(Records)
__________________________________________________

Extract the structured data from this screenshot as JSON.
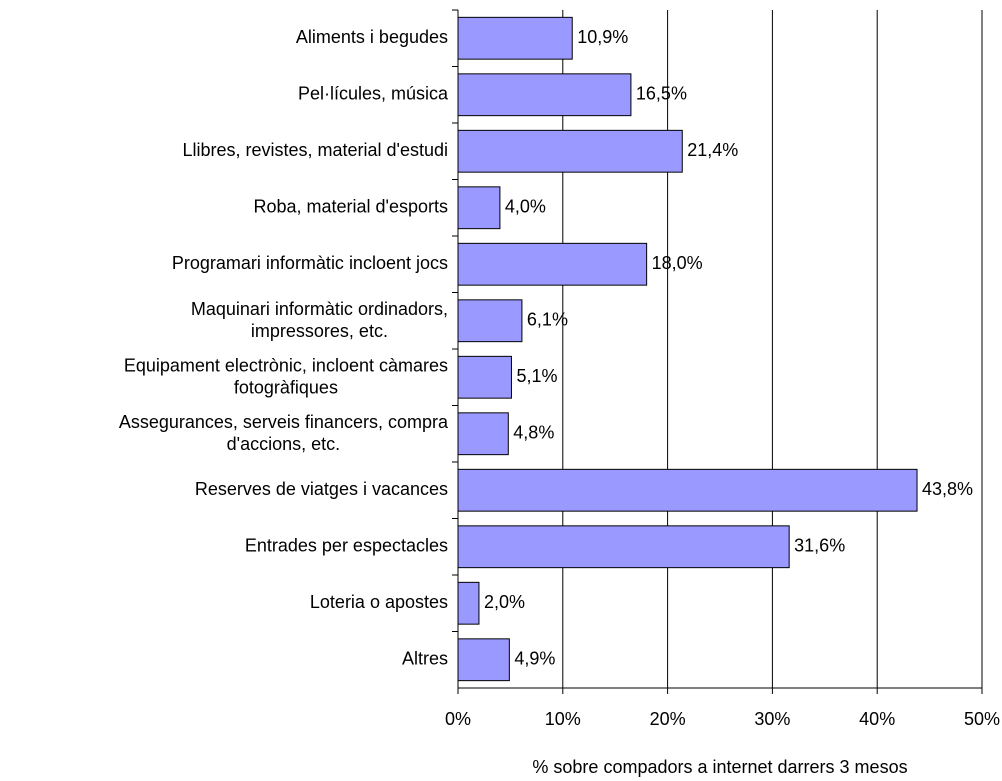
{
  "chart_data": {
    "type": "barh",
    "xlabel": "% sobre compadors a internet darrers 3 mesos",
    "categories": [
      "Aliments i begudes",
      "Pel·lícules, música",
      "Llibres, revistes, material d'estudi",
      "Roba, material d'esports",
      "Programari informàtic incloent jocs",
      "Maquinari informàtic ordinadors,\nimpressores, etc.",
      "Equipament electrònic, incloent càmares\nfotogràfiques",
      "Assegurances, serveis financers, compra\nd'accions, etc.",
      "Reserves de viatges i vacances",
      "Entrades per espectacles",
      "Loteria o apostes",
      "Altres"
    ],
    "values": [
      10.9,
      16.5,
      21.4,
      4.0,
      18.0,
      6.1,
      5.1,
      4.8,
      43.8,
      31.6,
      2.0,
      4.9
    ],
    "value_labels": [
      "10,9%",
      "16,5%",
      "21,4%",
      "4,0%",
      "18,0%",
      "6,1%",
      "5,1%",
      "4,8%",
      "43,8%",
      "31,6%",
      "2,0%",
      "4,9%"
    ],
    "color": "#9999ff",
    "xlim": [
      0,
      50
    ],
    "xticks": [
      {
        "value": 0,
        "label": "0%"
      },
      {
        "value": 10,
        "label": "10%"
      },
      {
        "value": 20,
        "label": "20%"
      },
      {
        "value": 30,
        "label": "30%"
      },
      {
        "value": 40,
        "label": "40%"
      },
      {
        "value": 50,
        "label": "50%"
      }
    ],
    "grid": true
  }
}
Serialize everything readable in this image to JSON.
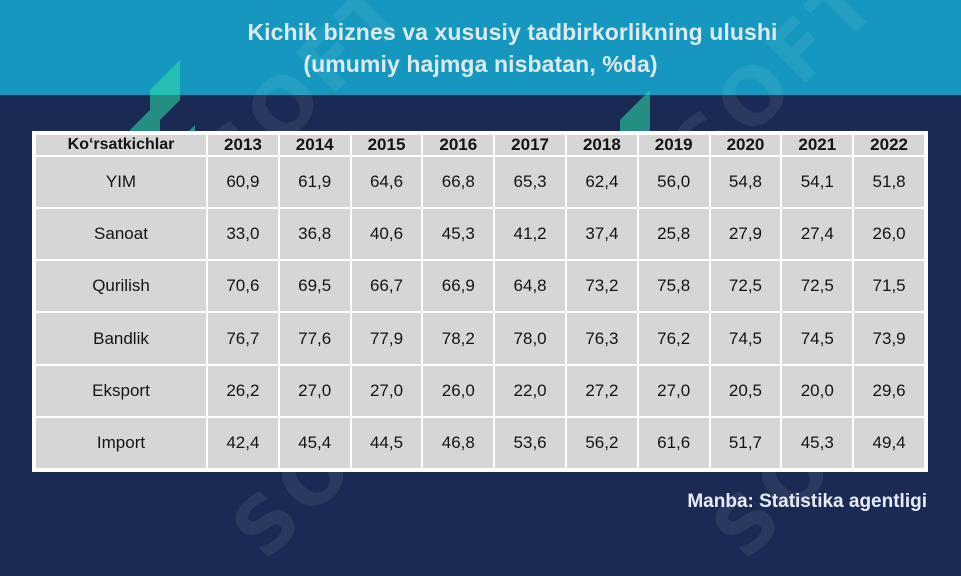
{
  "header": {
    "title_line1": "Kichik biznes va xususiy tadbirkorlikning ulushi",
    "title_line2": "(umumiy hajmga nisbatan, %da)"
  },
  "table": {
    "corner": "Koʻrsatkichlar",
    "years": [
      "2013",
      "2014",
      "2015",
      "2016",
      "2017",
      "2018",
      "2019",
      "2020",
      "2021",
      "2022"
    ],
    "rows": [
      {
        "label": "YIM",
        "values": [
          "60,9",
          "61,9",
          "64,6",
          "66,8",
          "65,3",
          "62,4",
          "56,0",
          "54,8",
          "54,1",
          "51,8"
        ]
      },
      {
        "label": "Sanoat",
        "values": [
          "33,0",
          "36,8",
          "40,6",
          "45,3",
          "41,2",
          "37,4",
          "25,8",
          "27,9",
          "27,4",
          "26,0"
        ]
      },
      {
        "label": "Qurilish",
        "values": [
          "70,6",
          "69,5",
          "66,7",
          "66,9",
          "64,8",
          "73,2",
          "75,8",
          "72,5",
          "72,5",
          "71,5"
        ]
      },
      {
        "label": "Bandlik",
        "values": [
          "76,7",
          "77,6",
          "77,9",
          "78,2",
          "78,0",
          "76,3",
          "76,2",
          "74,5",
          "74,5",
          "73,9"
        ]
      },
      {
        "label": "Eksport",
        "values": [
          "26,2",
          "27,0",
          "27,0",
          "26,0",
          "22,0",
          "27,2",
          "27,0",
          "20,5",
          "20,0",
          "29,6"
        ]
      },
      {
        "label": "Import",
        "values": [
          "42,4",
          "45,4",
          "44,5",
          "46,8",
          "53,6",
          "56,2",
          "61,6",
          "51,7",
          "45,3",
          "49,4"
        ]
      }
    ]
  },
  "footer": {
    "source": "Manba: Statistika agentligi"
  },
  "colors": {
    "header_bg": "#1597bf",
    "page_bg": "#1b2a55",
    "cell_bg": "#d6d6d6",
    "watermark": "#2ee0a8"
  }
}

__________________________________________________

Retype every entry verbatim and exclude the pictures from the copy.

Extract the structured data from this screenshot as JSON.
{
  "chart_data": {
    "type": "barh",
    "xlabel": "% sobre compadors a internet darrers 3 mesos",
    "categories": [
      "Aliments i begudes",
      "Pel·lícules, música",
      "Llibres, revistes, material d'estudi",
      "Roba, material d'esports",
      "Programari informàtic incloent jocs",
      "Maquinari informàtic ordinadors,\nimpressores, etc.",
      "Equipament electrònic, incloent càmares\nfotogràfiques",
      "Assegurances, serveis financers, compra\nd'accions, etc.",
      "Reserves de viatges i vacances",
      "Entrades per espectacles",
      "Loteria o apostes",
      "Altres"
    ],
    "values": [
      10.9,
      16.5,
      21.4,
      4.0,
      18.0,
      6.1,
      5.1,
      4.8,
      43.8,
      31.6,
      2.0,
      4.9
    ],
    "value_labels": [
      "10,9%",
      "16,5%",
      "21,4%",
      "4,0%",
      "18,0%",
      "6,1%",
      "5,1%",
      "4,8%",
      "43,8%",
      "31,6%",
      "2,0%",
      "4,9%"
    ],
    "color": "#9999ff",
    "xlim": [
      0,
      50
    ],
    "xticks": [
      {
        "value": 0,
        "label": "0%"
      },
      {
        "value": 10,
        "label": "10%"
      },
      {
        "value": 20,
        "label": "20%"
      },
      {
        "value": 30,
        "label": "30%"
      },
      {
        "value": 40,
        "label": "40%"
      },
      {
        "value": 50,
        "label": "50%"
      }
    ],
    "grid": true
  }
}
Serialize everything readable in this image to JSON.
{
  "header": {
    "title_line1": "Kichik biznes va xususiy tadbirkorlikning ulushi",
    "title_line2": "(umumiy hajmga nisbatan, %da)"
  },
  "table": {
    "corner": "Koʻrsatkichlar",
    "years": [
      "2013",
      "2014",
      "2015",
      "2016",
      "2017",
      "2018",
      "2019",
      "2020",
      "2021",
      "2022"
    ],
    "rows": [
      {
        "label": "YIM",
        "values": [
          "60,9",
          "61,9",
          "64,6",
          "66,8",
          "65,3",
          "62,4",
          "56,0",
          "54,8",
          "54,1",
          "51,8"
        ]
      },
      {
        "label": "Sanoat",
        "values": [
          "33,0",
          "36,8",
          "40,6",
          "45,3",
          "41,2",
          "37,4",
          "25,8",
          "27,9",
          "27,4",
          "26,0"
        ]
      },
      {
        "label": "Qurilish",
        "values": [
          "70,6",
          "69,5",
          "66,7",
          "66,9",
          "64,8",
          "73,2",
          "75,8",
          "72,5",
          "72,5",
          "71,5"
        ]
      },
      {
        "label": "Bandlik",
        "values": [
          "76,7",
          "77,6",
          "77,9",
          "78,2",
          "78,0",
          "76,3",
          "76,2",
          "74,5",
          "74,5",
          "73,9"
        ]
      },
      {
        "label": "Eksport",
        "values": [
          "26,2",
          "27,0",
          "27,0",
          "26,0",
          "22,0",
          "27,2",
          "27,0",
          "20,5",
          "20,0",
          "29,6"
        ]
      },
      {
        "label": "Import",
        "values": [
          "42,4",
          "45,4",
          "44,5",
          "46,8",
          "53,6",
          "56,2",
          "61,6",
          "51,7",
          "45,3",
          "49,4"
        ]
      }
    ]
  },
  "footer": {
    "source": "Manba: Statistika agentligi"
  },
  "colors": {
    "header_bg": "#1597bf",
    "page_bg": "#1b2a55",
    "cell_bg": "#d6d6d6",
    "watermark": "#2ee0a8"
  }
}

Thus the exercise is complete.